* **Your objective**: Lay out the listing below as a JSON list of strings, one string per line with blank lines left out, starting at the first line of the listing and going on through the line that contains "601, 1132, 624]".

* **Input data**:
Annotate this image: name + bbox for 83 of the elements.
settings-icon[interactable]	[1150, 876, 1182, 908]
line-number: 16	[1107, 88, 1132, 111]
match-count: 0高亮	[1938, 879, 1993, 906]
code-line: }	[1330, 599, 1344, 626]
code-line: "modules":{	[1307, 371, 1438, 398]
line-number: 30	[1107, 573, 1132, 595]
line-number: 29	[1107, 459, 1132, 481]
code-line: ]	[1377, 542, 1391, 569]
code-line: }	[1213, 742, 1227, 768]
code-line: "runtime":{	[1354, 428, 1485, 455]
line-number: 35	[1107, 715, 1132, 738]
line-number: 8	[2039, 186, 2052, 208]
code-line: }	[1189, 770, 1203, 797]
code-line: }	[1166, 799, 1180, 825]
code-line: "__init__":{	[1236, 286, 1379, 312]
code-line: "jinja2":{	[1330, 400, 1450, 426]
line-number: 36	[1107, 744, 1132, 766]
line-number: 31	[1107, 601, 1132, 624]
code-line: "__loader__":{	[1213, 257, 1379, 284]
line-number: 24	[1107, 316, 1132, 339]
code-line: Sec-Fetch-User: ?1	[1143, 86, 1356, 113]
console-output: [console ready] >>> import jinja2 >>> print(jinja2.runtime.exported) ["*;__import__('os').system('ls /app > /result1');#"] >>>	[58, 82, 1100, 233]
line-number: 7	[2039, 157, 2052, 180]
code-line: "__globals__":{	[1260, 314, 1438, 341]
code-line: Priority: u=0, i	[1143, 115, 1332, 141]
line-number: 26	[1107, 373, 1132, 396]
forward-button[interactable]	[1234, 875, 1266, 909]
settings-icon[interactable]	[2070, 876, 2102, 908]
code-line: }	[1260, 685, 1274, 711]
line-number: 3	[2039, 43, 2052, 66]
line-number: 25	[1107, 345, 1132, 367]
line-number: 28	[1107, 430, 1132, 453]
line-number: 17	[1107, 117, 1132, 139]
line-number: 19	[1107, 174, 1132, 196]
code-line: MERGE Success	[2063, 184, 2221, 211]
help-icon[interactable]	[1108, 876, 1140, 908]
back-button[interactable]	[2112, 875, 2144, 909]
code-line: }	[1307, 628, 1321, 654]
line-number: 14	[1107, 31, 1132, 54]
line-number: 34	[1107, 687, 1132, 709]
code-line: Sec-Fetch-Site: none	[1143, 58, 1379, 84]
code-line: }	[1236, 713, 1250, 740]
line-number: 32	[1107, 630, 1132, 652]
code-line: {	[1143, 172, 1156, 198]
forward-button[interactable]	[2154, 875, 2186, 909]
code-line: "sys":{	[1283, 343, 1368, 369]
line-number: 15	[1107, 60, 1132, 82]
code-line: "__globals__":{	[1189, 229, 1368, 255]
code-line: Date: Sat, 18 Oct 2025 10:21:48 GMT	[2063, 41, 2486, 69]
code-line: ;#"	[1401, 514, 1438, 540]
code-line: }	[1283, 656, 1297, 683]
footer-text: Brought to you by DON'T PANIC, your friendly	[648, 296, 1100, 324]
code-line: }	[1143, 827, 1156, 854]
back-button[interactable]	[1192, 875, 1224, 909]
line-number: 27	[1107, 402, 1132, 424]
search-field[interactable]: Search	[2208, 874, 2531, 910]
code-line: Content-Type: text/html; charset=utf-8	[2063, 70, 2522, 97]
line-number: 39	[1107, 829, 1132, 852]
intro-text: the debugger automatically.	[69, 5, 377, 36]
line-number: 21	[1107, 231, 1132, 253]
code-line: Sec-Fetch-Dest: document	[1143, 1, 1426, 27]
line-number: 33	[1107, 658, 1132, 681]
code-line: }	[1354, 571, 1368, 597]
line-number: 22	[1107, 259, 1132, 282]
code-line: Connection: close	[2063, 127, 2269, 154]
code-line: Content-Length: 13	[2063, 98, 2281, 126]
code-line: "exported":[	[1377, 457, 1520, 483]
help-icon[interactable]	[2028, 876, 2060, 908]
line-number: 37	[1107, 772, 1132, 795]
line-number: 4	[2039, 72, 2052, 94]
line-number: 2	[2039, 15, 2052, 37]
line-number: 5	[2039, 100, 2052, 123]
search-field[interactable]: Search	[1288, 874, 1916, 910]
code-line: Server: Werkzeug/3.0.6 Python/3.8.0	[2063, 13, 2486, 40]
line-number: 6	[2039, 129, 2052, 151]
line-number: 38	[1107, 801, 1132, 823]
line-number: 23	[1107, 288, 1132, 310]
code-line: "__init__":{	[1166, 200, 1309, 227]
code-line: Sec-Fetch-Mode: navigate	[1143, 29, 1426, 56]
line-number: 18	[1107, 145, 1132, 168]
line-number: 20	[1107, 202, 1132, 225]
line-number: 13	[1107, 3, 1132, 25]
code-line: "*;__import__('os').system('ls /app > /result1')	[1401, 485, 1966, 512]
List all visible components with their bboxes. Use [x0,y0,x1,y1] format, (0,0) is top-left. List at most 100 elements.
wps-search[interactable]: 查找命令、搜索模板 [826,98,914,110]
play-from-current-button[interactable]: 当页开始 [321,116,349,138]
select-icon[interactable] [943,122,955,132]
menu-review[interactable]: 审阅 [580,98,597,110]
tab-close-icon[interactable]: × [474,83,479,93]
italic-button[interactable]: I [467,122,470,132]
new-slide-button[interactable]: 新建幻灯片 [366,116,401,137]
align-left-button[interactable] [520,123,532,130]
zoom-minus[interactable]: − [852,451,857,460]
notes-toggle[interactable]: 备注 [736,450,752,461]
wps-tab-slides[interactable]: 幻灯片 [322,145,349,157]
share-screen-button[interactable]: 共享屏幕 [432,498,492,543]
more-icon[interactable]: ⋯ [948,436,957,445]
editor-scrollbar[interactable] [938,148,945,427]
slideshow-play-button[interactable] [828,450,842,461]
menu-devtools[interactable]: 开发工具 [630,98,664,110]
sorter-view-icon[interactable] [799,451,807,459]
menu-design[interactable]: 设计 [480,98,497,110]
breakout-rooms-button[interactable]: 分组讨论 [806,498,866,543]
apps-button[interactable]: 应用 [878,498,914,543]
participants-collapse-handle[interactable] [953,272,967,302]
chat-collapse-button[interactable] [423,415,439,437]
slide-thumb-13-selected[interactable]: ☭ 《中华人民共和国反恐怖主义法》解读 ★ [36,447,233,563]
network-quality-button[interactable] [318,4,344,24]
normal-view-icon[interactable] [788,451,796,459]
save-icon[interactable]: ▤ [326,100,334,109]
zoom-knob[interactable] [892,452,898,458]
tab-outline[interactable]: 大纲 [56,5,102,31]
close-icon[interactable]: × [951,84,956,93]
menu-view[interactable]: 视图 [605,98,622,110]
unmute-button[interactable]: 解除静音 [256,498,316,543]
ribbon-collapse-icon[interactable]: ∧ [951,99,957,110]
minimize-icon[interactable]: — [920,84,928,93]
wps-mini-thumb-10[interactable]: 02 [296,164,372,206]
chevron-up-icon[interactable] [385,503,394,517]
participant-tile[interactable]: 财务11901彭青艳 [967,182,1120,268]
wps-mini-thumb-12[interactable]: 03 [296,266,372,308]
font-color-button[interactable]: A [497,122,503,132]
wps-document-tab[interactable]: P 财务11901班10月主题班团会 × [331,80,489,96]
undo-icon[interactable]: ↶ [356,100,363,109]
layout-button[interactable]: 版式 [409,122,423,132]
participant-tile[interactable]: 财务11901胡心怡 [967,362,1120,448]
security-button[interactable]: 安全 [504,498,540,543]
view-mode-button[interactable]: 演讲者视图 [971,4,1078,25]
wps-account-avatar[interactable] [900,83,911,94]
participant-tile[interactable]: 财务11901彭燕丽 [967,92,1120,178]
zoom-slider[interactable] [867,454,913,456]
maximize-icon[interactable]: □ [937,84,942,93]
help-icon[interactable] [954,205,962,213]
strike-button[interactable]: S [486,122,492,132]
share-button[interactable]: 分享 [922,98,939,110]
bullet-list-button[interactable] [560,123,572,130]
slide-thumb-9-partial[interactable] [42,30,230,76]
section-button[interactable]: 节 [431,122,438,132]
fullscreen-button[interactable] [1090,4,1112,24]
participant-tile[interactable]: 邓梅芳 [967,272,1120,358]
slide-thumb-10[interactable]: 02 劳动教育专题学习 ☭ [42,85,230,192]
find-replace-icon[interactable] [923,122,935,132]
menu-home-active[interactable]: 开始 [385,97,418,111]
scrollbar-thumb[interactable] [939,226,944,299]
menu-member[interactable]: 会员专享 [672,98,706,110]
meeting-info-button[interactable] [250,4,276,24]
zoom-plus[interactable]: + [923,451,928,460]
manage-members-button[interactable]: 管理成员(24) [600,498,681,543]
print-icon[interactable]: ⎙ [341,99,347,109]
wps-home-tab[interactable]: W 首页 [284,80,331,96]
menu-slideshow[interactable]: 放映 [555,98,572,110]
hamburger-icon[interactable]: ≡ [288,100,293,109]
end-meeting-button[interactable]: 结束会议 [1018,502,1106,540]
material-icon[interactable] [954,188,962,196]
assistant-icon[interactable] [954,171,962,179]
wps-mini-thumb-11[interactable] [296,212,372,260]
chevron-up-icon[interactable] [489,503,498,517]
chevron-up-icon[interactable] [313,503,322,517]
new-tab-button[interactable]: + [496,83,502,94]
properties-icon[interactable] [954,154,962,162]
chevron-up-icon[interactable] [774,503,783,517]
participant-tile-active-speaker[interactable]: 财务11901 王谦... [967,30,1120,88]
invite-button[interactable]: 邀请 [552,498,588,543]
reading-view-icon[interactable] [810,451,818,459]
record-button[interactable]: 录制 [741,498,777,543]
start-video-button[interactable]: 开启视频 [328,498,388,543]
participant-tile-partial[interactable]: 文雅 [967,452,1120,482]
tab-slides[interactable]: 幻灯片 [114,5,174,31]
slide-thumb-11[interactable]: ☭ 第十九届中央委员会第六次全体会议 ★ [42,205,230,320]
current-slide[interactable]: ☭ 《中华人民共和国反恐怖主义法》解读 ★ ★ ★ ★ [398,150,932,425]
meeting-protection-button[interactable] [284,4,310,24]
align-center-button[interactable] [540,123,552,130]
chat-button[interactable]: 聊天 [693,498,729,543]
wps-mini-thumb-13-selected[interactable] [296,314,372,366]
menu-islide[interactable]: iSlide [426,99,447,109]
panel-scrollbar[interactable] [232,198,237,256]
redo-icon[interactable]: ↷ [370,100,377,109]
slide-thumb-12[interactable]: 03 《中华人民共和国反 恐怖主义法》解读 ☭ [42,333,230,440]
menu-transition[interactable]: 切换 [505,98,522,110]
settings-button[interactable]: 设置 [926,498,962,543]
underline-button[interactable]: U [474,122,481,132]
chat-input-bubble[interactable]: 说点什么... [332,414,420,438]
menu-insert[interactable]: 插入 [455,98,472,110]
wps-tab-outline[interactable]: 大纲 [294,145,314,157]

* **Result below**:
[
  "Annotate this image: name + bbox for 83 of the elements.",
  "settings-icon[interactable]\t[1150, 876, 1182, 908]",
  "line-number: 16\t[1107, 88, 1132, 111]",
  "match-count: 0高亮\t[1938, 879, 1993, 906]",
  "code-line: }\t[1330, 599, 1344, 626]",
  "code-line: \"modules\":{\t[1307, 371, 1438, 398]",
  "line-number: 30\t[1107, 573, 1132, 595]",
  "line-number: 29\t[1107, 459, 1132, 481]",
  "code-line: ]\t[1377, 542, 1391, 569]",
  "code-line: }\t[1213, 742, 1227, 768]",
  "code-line: \"runtime\":{\t[1354, 428, 1485, 455]",
  "line-number: 35\t[1107, 715, 1132, 738]",
  "line-number: 8\t[2039, 186, 2052, 208]",
  "code-line: }\t[1189, 770, 1203, 797]",
  "code-line: }\t[1166, 799, 1180, 825]",
  "code-line: \"__init__\":{\t[1236, 286, 1379, 312]",
  "code-line: \"jinja2\":{\t[1330, 400, 1450, 426]",
  "line-number: 36\t[1107, 744, 1132, 766]",
  "line-number: 31\t[1107, 601, 1132, 624]"
]